### [Set exercise]
Return the records word for word. Any pictures in them are not part of the copy.

### [Material for this task]
_ _ _ _

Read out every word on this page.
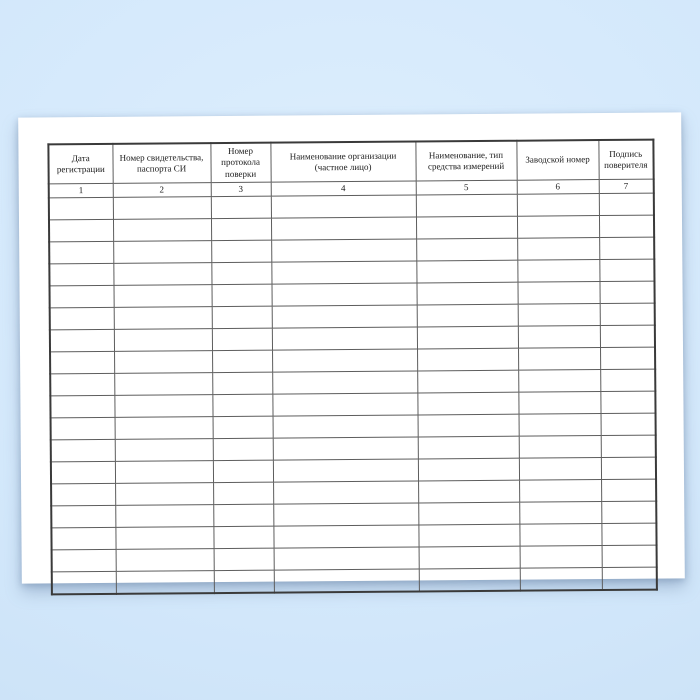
Дата регистрации	Номер свидетельства, паспорта СИ	Номер протокола поверки	Наименование организации (частное лицо)	Наименование, тип средства измерений	Заводской номер	Подпись поверителя
1	2	3	4	5	6	7
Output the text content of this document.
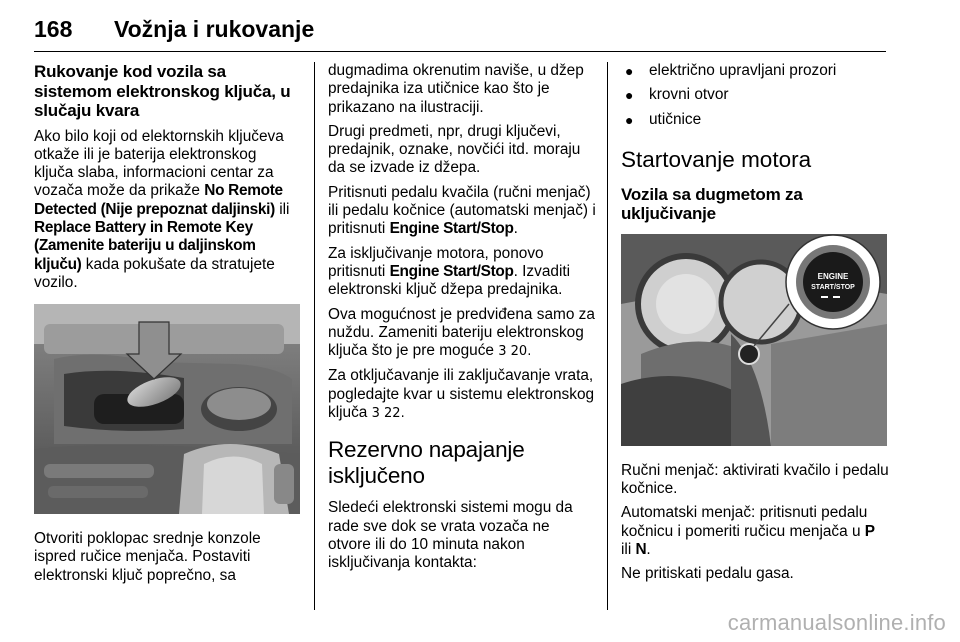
168 Vožnja i rukovanje
Rukovanje kod vozila sa sistemom elektronskog ključa, u slučaju kvara

Ako bilo koji od elektornskih ključeva otkaže ili je baterija elektronskog ključa slaba, informacioni centar za vozača može da prikaže No Remote Detected (Nije prepoznat daljinski) ili Replace Battery in Remote Key (Zamenite bateriju u daljinskom ključu) kada pokušate da stratujete vozilo.

Otvoriti poklopac srednje konzole ispred ručice menjača. Postaviti elektronski ključ poprečno, sa

dugmadima okrenutim naviše, u džep predajnika iza utičnice kao što je prikazano na ilustraciji.

Drugi predmeti, npr, drugi ključevi, predajnik, oznake, novčići itd. moraju da se izvade iz džepa.

Pritisnuti pedalu kvačila (ručni menjač) ili pedalu kočnice (automatski menjač) i pritisnuti Engine Start/Stop.

Za isključivanje motora, ponovo pritisnuti Engine Start/Stop. Izvaditi elektronski ključ džepa predajnika.

Ova mogućnost je predviđena samo za nuždu. Zameniti bateriju elektronskog ključa što je pre moguće 3 20.

Za otključavanje ili zaključavanje vrata, pogledajte kvar u sistemu elektronskog ključa 3 22.

Rezervno napajanje isključeno

Sledeći elektronski sistemi mogu da rade sve dok se vrata vozača ne otvore ili do 10 minuta nakon isključivanja kontakta:

● električno upravljani prozori
● krovni otvor
● utičnice
Startovanje motora
Vozila sa dugmetom za uključivanje
ENGINE
START/STOP

Ručni menjač: aktivirati kvačilo i pedalu kočnice.

Automatski menjač: pritisnuti pedalu kočnicu i pomeriti ručicu menjača u P ili N.

Ne pritiskati pedalu gasa.

carmanualsonline.info
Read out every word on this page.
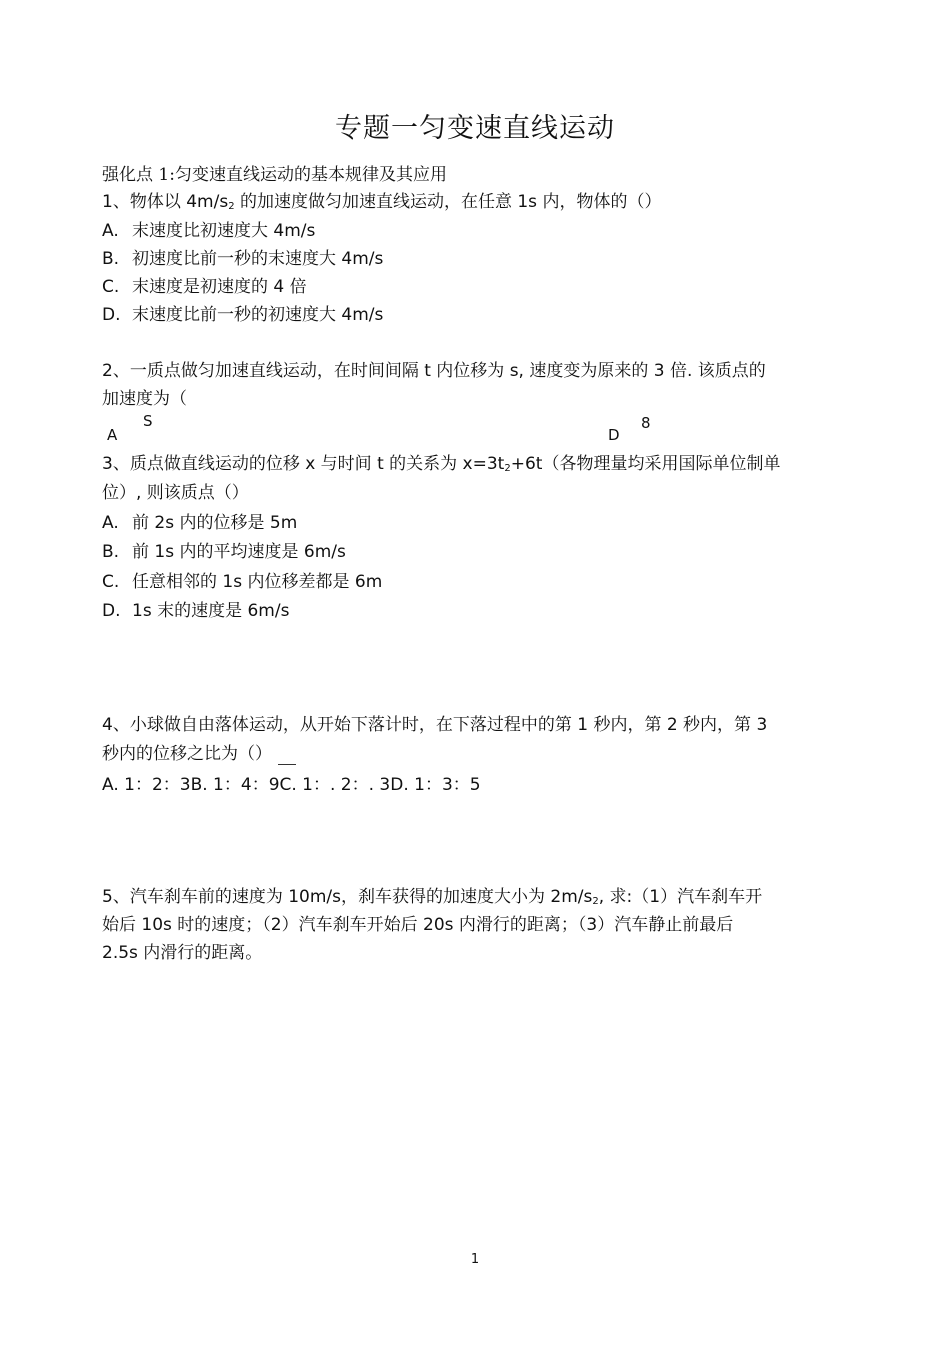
专题一匀变速直线运动
强化点 1:匀变速直线运动的基本规律及其应用
1、物体以 $4m/s_2$ 的加速度做匀加速直线运动，在任意 1s 内，物体的（）
A. 末速度比初速度大 4m/s
B. 初速度比前一秒的末速度大 4m/s
C. 末速度是初速度的 4 倍
D. 末速度比前一秒的初速度大 4m/s
2、一质点做匀加速直线运动，在时间间隔 t 内位移为 s, 速度变为原来的 3 倍. 该质点的
加速度为（
A
S
D
8
3、质点做直线运动的位移 x 与时间 t 的关系为 $x=3t_2+6t$（各物理量均采用国际单位制单
位）, 则该质点（）
A. 前 2s 内的位移是 5m
B. 前 1s 内的平均速度是 6m/s
C. 任意相邻的 1s 内位移差都是 6m
D. 1s 末的速度是 6m/s
4、小球做自由落体运动，从开始下落计时，在下落过程中的第 1 秒内，第 2 秒内，第 3
秒内的位移之比为（）
A. 1：2：3B. 1：4：9C. 1：. 2：. 3D. 1：3：5
5、汽车刹车前的速度为 10m/s，刹车获得的加速度大小为 $2m/s_2$, 求:（1）汽车刹车开
始后 10s 时的速度；（2）汽车刹车开始后 20s 内滑行的距离；（3）汽车静止前最后
2.5s 内滑行的距离。
1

_ _ _ _

### [Result of the exercise]
Read out every word on this page.
Дата регистрации	Номер свидетельства, паспорта СИ	Номер протокола поверки	Наименование организации (частное лицо)	Наименование, тип средства измерений	Заводской номер	Подпись поверителя
1	2	3	4	5	6	7
Output the text content of this document.
168 Vožnja i rukovanje
Rukovanje kod vozila sa sistemom elektronskog ključa, u slučaju kvara

Ako bilo koji od elektornskih ključeva otkaže ili je baterija elektronskog ključa slaba, informacioni centar za vozača može da prikaže No Remote Detected (Nije prepoznat daljinski) ili Replace Battery in Remote Key (Zamenite bateriju u daljinskom ključu) kada pokušate da stratujete vozilo.

Otvoriti poklopac srednje konzole ispred ručice menjača. Postaviti elektronski ključ poprečno, sa

dugmadima okrenutim naviše, u džep predajnika iza utičnice kao što je prikazano na ilustraciji.

Drugi predmeti, npr, drugi ključevi, predajnik, oznake, novčići itd. moraju da se izvade iz džepa.

Pritisnuti pedalu kvačila (ručni menjač) ili pedalu kočnice (automatski menjač) i pritisnuti Engine Start/Stop.

Za isključivanje motora, ponovo pritisnuti Engine Start/Stop. Izvaditi elektronski ključ džepa predajnika.

Ova mogućnost je predviđena samo za nuždu. Zameniti bateriju elektronskog ključa što je pre moguće 3 20.

Za otključavanje ili zaključavanje vrata, pogledajte kvar u sistemu elektronskog ključa 3 22.

Rezervno napajanje isključeno

Sledeći elektronski sistemi mogu da rade sve dok se vrata vozača ne otvore ili do 10 minuta nakon isključivanja kontakta:

● električno upravljani prozori
● krovni otvor
● utičnice
Startovanje motora
Vozila sa dugmetom za uključivanje
ENGINE
START/STOP

Ručni menjač: aktivirati kvačilo i pedalu kočnice.

Automatski menjač: pritisnuti pedalu kočnicu i pomeriti ručicu menjača u P ili N.

Ne pritiskati pedalu gasa.

carmanualsonline.info
Read out every word on this page.
专题一匀变速直线运动
强化点 1:匀变速直线运动的基本规律及其应用
1、物体以 $4m/s_2$ 的加速度做匀加速直线运动，在任意 1s 内，物体的（）
A. 末速度比初速度大 4m/s
B. 初速度比前一秒的末速度大 4m/s
C. 末速度是初速度的 4 倍
D. 末速度比前一秒的初速度大 4m/s
2、一质点做匀加速直线运动，在时间间隔 t 内位移为 s, 速度变为原来的 3 倍. 该质点的
加速度为（
A
S
D
8
3、质点做直线运动的位移 x 与时间 t 的关系为 $x=3t_2+6t$（各物理量均采用国际单位制单
位）, 则该质点（）
A. 前 2s 内的位移是 5m
B. 前 1s 内的平均速度是 6m/s
C. 任意相邻的 1s 内位移差都是 6m
D. 1s 末的速度是 6m/s
4、小球做自由落体运动，从开始下落计时，在下落过程中的第 1 秒内，第 2 秒内，第 3
秒内的位移之比为（）
A. 1：2：3B. 1：4：9C. 1：. 2：. 3D. 1：3：5
5、汽车刹车前的速度为 10m/s，刹车获得的加速度大小为 $2m/s_2$, 求:（1）汽车刹车开
始后 10s 时的速度；（2）汽车刹车开始后 20s 内滑行的距离；（3）汽车静止前最后
2.5s 内滑行的距离。
1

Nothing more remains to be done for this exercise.